Search the material and gather each line with "JSON" in it.

--

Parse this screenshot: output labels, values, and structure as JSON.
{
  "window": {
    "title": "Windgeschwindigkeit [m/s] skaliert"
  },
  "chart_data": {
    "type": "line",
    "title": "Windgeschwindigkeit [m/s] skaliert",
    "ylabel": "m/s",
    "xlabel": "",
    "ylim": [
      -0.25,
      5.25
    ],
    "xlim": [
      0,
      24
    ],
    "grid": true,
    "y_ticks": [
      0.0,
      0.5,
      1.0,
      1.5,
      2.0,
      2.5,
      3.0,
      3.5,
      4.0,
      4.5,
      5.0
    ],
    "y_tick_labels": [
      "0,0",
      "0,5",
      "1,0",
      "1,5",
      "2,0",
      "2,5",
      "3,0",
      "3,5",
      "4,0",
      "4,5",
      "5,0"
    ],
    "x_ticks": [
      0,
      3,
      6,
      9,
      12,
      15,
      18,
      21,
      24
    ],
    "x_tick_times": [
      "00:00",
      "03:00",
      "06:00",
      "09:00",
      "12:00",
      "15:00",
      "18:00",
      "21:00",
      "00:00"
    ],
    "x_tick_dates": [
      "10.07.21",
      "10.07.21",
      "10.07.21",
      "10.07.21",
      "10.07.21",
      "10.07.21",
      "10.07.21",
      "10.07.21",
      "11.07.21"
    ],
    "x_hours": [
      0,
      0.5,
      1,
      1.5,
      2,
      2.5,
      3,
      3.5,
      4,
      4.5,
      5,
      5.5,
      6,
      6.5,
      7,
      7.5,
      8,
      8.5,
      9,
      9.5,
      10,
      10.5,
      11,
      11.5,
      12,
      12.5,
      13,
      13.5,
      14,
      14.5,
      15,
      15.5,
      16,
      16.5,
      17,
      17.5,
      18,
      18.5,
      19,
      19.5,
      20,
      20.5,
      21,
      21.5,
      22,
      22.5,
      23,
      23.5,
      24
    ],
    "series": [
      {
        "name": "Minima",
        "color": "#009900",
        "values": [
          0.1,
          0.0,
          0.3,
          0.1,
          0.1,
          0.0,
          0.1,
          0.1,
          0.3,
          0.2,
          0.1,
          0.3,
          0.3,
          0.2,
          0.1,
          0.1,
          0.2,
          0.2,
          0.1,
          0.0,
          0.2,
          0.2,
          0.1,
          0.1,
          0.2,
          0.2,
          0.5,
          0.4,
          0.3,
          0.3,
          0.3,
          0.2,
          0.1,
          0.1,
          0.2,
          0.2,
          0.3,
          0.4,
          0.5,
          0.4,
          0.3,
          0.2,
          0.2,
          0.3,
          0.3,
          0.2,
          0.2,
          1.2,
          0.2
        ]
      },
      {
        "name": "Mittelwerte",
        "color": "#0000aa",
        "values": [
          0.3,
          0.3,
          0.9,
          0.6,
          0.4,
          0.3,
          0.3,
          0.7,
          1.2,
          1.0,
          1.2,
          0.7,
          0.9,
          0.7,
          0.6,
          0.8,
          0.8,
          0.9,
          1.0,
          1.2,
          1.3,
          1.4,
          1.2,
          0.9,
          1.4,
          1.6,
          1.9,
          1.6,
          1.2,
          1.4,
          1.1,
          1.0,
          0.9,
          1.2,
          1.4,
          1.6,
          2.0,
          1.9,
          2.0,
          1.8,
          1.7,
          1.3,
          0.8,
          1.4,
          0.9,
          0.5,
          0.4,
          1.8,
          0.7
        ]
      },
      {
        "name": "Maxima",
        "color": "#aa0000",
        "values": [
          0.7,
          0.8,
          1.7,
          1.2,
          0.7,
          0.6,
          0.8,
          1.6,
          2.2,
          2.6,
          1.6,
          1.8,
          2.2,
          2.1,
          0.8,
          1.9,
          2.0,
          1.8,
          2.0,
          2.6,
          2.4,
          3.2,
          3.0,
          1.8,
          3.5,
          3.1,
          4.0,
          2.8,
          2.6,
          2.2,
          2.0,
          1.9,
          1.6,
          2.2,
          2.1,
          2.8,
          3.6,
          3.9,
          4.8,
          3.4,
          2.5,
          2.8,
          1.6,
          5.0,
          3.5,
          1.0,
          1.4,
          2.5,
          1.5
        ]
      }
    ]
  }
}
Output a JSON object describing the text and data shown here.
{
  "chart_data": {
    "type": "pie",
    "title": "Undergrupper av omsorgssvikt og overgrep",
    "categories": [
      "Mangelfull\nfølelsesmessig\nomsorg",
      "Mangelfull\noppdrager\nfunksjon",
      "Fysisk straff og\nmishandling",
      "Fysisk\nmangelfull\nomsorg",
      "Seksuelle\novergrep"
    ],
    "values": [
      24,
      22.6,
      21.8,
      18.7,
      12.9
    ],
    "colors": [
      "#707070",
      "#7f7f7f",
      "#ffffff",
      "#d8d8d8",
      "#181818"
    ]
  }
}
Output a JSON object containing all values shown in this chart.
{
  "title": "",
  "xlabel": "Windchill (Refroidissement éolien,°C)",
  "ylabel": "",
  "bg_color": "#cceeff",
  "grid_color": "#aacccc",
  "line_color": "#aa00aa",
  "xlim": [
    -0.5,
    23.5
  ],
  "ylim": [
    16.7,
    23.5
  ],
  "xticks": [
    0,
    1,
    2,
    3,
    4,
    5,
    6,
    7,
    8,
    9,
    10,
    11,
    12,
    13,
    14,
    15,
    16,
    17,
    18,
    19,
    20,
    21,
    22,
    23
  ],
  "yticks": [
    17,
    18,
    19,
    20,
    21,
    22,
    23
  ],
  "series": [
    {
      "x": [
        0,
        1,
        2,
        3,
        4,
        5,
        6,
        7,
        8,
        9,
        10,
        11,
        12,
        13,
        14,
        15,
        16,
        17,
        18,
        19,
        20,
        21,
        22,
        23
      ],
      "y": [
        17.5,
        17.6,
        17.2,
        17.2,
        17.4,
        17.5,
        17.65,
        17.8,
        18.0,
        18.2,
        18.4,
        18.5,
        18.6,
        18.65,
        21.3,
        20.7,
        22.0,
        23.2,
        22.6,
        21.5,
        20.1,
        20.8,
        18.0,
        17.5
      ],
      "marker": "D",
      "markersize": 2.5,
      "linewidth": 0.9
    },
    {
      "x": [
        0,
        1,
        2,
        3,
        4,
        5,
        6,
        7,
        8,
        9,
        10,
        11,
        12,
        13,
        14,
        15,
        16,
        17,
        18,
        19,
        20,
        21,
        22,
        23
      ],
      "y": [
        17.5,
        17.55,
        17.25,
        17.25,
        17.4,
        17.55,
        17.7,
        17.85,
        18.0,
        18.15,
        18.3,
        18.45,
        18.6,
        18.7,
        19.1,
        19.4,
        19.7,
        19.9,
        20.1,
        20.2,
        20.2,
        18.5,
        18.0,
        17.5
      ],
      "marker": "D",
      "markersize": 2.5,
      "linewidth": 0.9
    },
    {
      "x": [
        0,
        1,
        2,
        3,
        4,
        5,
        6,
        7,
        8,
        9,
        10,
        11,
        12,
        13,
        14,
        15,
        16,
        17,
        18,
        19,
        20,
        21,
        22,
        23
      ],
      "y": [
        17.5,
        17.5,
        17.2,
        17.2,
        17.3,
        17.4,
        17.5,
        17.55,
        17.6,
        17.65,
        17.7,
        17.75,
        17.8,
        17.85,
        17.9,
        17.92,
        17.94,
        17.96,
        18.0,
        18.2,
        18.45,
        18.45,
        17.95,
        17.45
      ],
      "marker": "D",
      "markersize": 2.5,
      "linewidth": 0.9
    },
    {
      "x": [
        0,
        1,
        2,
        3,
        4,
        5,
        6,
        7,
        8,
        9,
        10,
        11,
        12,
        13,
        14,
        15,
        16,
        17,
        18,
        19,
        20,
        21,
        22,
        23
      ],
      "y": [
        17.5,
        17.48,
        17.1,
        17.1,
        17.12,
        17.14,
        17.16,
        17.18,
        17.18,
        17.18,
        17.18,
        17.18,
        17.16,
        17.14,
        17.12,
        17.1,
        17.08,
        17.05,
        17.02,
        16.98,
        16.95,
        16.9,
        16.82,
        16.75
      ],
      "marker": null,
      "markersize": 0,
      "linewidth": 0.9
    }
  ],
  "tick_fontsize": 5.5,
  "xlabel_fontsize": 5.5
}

--

### OUTPUT OF THE TASK
Parse this screenshot: output labels, values, and structure as JSON.
Output a JSON object describing the text and data shown here.
Output a JSON object containing all values shown in this chart.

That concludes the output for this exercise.